Work required: Output a single figure: the number of lines in which the word "screenshot" appears.

Figure contents as structured data:

┌──

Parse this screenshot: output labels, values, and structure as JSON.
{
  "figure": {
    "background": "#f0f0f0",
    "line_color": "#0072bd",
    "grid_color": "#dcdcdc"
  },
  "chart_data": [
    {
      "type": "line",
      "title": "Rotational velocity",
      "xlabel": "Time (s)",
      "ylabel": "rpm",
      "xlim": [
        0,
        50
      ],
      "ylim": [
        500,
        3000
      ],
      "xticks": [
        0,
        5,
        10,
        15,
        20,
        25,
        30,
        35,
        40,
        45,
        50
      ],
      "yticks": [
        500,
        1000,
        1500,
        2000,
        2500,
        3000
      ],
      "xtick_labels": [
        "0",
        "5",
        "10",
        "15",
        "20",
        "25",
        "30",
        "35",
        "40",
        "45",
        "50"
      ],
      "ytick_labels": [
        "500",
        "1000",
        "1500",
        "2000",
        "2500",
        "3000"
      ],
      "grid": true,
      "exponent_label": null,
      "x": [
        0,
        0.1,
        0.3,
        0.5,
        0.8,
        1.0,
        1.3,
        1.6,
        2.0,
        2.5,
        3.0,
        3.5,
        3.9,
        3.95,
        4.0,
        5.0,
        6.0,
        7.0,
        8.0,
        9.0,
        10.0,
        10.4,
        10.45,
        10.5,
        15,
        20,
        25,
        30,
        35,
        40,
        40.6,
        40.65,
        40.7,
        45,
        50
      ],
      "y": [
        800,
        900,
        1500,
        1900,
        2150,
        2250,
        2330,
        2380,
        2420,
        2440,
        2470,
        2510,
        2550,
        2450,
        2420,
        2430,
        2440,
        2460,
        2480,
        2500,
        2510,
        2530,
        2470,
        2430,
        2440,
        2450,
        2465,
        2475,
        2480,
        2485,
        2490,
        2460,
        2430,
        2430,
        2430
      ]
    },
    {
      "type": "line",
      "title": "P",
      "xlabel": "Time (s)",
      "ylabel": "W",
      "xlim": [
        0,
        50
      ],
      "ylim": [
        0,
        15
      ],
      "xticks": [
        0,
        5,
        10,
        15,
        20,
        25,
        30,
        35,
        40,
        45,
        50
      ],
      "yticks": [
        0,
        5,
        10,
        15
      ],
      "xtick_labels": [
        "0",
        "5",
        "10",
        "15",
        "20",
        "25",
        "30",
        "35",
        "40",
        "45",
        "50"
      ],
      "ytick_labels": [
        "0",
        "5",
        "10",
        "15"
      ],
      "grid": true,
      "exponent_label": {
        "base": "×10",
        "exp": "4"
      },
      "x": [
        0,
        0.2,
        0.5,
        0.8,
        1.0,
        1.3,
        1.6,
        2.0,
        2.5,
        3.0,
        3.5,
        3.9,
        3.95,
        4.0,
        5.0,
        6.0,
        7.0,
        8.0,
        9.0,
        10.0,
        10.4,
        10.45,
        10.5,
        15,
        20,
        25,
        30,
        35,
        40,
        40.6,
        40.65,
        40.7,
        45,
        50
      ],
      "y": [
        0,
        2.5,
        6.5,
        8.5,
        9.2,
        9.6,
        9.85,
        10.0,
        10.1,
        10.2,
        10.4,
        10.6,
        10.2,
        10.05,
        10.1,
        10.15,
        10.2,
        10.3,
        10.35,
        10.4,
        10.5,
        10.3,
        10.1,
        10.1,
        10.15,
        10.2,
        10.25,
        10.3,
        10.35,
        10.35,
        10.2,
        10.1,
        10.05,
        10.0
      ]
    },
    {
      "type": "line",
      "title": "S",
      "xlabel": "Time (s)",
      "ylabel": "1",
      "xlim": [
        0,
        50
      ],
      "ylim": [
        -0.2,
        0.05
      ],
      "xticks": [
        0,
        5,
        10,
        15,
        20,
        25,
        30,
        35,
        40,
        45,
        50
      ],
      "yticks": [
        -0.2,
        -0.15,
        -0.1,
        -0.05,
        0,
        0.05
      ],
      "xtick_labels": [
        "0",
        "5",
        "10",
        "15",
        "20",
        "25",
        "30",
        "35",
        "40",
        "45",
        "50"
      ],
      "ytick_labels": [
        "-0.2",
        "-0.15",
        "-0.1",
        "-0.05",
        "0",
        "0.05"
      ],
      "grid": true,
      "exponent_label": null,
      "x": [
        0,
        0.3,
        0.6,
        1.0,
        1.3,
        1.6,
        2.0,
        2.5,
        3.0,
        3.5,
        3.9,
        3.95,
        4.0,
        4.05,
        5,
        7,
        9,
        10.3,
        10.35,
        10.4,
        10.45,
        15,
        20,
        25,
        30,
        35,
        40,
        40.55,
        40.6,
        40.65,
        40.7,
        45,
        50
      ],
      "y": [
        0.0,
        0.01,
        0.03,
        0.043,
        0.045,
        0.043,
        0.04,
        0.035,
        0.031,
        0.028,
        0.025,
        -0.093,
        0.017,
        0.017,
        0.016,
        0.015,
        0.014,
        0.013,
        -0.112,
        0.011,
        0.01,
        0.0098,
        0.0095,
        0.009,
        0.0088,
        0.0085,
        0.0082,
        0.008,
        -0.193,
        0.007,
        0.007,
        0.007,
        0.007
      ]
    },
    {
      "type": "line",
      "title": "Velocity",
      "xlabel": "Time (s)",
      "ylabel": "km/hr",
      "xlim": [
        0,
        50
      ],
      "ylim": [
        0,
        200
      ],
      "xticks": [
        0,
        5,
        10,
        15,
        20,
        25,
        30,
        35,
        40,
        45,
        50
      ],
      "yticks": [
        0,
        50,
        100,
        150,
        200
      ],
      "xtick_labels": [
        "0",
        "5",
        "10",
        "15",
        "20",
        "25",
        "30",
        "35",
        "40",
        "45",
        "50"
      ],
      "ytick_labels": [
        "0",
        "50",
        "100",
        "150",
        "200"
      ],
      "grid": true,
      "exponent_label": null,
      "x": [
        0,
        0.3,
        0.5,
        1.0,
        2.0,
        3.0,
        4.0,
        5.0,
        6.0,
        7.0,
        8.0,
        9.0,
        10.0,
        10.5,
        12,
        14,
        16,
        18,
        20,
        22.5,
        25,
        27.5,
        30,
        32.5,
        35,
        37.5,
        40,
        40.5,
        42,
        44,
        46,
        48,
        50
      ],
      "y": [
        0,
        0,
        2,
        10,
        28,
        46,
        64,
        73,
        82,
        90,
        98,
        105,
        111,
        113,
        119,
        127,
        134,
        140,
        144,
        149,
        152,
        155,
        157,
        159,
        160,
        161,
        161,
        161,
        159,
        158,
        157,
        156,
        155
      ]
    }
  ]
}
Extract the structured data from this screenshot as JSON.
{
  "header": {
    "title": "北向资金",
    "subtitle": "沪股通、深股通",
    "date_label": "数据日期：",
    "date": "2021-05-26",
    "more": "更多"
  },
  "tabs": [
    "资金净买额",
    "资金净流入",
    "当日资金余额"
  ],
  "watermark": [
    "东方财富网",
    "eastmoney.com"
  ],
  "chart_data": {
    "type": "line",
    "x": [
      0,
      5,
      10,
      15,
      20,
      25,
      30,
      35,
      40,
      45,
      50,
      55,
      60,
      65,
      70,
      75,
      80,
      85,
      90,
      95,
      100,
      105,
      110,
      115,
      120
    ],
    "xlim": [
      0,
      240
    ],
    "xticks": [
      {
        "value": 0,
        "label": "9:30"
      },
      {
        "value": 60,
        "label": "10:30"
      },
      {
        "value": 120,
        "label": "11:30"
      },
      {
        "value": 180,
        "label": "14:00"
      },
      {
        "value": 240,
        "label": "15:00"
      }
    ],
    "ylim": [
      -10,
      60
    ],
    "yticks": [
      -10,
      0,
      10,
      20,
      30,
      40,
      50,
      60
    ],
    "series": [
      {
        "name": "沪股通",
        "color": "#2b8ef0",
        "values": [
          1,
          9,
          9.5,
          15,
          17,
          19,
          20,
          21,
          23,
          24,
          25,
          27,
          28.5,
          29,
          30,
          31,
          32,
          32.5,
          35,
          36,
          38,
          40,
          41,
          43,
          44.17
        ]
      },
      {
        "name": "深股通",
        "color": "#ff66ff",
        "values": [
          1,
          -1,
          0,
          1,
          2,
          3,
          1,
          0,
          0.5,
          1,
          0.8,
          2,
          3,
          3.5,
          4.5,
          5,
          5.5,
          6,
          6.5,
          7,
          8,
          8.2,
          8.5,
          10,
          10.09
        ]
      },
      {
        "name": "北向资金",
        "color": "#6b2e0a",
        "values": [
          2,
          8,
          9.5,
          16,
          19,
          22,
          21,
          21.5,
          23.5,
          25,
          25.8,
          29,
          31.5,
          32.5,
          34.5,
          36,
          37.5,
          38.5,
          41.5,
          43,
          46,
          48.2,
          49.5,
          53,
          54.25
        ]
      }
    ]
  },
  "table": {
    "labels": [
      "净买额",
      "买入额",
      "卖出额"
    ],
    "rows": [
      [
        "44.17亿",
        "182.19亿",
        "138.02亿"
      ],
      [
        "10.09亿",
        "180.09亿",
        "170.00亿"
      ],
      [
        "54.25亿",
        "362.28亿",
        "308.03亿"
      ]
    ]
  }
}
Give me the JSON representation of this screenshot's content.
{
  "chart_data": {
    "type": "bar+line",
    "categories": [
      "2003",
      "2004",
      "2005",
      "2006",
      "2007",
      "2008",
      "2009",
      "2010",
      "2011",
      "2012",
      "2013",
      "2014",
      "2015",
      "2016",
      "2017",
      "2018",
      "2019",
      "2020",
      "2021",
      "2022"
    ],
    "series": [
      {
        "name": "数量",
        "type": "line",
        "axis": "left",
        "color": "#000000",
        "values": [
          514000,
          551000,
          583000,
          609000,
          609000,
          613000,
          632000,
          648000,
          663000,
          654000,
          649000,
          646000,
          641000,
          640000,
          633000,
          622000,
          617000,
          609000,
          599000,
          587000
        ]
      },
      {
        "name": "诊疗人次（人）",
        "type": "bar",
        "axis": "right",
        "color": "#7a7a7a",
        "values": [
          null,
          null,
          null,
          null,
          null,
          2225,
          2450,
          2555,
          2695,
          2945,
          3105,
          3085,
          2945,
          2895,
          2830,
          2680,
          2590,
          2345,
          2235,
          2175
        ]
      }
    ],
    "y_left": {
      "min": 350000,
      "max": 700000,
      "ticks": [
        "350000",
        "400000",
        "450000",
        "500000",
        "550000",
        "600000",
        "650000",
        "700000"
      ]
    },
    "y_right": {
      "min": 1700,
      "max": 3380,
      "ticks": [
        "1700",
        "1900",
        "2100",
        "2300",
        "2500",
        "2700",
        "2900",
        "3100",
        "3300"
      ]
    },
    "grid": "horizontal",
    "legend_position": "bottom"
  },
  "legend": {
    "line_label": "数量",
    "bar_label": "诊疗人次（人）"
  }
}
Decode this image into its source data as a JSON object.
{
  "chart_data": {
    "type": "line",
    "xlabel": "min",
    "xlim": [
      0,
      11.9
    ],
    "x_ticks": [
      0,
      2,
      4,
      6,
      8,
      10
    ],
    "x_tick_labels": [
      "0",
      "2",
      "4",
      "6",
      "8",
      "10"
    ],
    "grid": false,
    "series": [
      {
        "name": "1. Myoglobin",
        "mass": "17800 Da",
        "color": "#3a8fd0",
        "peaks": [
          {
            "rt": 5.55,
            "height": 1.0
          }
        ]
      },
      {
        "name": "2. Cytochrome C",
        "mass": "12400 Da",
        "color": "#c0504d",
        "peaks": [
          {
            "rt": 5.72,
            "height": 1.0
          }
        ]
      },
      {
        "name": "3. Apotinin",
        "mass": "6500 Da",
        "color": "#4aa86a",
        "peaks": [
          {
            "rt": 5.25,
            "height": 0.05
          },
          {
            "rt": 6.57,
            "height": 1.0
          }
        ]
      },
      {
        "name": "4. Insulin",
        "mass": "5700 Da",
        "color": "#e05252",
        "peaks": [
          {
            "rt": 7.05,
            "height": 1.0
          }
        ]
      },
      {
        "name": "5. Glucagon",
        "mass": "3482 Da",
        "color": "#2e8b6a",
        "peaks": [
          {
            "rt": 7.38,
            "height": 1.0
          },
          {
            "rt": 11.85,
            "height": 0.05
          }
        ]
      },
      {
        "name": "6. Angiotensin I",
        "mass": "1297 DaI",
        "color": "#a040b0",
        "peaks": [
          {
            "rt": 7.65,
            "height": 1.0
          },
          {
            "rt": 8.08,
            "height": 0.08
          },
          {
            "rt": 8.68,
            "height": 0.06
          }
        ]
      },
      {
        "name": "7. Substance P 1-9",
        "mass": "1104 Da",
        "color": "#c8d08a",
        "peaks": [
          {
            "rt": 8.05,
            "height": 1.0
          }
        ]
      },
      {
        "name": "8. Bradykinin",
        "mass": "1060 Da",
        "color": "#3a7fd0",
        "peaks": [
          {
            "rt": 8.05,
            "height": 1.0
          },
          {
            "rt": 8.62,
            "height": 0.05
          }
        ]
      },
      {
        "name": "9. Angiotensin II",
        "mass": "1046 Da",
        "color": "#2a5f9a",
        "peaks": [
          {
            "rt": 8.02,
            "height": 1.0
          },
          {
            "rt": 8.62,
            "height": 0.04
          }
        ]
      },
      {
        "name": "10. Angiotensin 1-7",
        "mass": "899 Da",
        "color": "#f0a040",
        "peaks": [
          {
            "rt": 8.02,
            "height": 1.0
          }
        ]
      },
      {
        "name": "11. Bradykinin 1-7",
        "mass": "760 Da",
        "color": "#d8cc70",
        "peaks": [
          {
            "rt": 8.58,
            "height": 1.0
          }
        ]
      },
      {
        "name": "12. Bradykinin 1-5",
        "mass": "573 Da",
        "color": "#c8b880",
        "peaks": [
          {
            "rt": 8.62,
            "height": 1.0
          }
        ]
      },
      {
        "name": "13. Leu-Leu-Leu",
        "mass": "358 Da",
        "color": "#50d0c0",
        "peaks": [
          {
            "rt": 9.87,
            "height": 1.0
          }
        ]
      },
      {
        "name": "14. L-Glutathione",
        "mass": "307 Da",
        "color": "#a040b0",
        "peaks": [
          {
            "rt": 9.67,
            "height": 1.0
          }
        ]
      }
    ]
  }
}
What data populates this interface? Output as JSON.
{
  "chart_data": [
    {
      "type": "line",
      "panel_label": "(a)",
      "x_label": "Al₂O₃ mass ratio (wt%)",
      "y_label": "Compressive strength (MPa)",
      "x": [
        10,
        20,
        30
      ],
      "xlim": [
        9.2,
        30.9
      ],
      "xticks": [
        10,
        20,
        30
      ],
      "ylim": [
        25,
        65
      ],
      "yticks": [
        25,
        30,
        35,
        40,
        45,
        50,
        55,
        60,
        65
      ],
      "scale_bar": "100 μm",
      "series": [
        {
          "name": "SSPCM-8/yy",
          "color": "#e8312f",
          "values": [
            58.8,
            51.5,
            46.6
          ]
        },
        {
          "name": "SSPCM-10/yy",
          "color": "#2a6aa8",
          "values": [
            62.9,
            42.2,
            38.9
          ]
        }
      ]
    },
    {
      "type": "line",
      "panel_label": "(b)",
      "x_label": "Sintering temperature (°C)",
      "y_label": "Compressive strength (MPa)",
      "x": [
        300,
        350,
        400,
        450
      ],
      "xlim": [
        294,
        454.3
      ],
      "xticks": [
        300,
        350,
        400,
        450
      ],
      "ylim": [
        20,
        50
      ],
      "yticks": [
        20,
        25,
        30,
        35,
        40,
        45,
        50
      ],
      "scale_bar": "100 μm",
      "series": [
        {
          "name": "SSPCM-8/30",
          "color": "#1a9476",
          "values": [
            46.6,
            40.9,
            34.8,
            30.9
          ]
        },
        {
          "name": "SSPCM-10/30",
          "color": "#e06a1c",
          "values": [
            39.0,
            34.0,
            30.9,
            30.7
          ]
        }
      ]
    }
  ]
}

└──

Result of this exercise: 3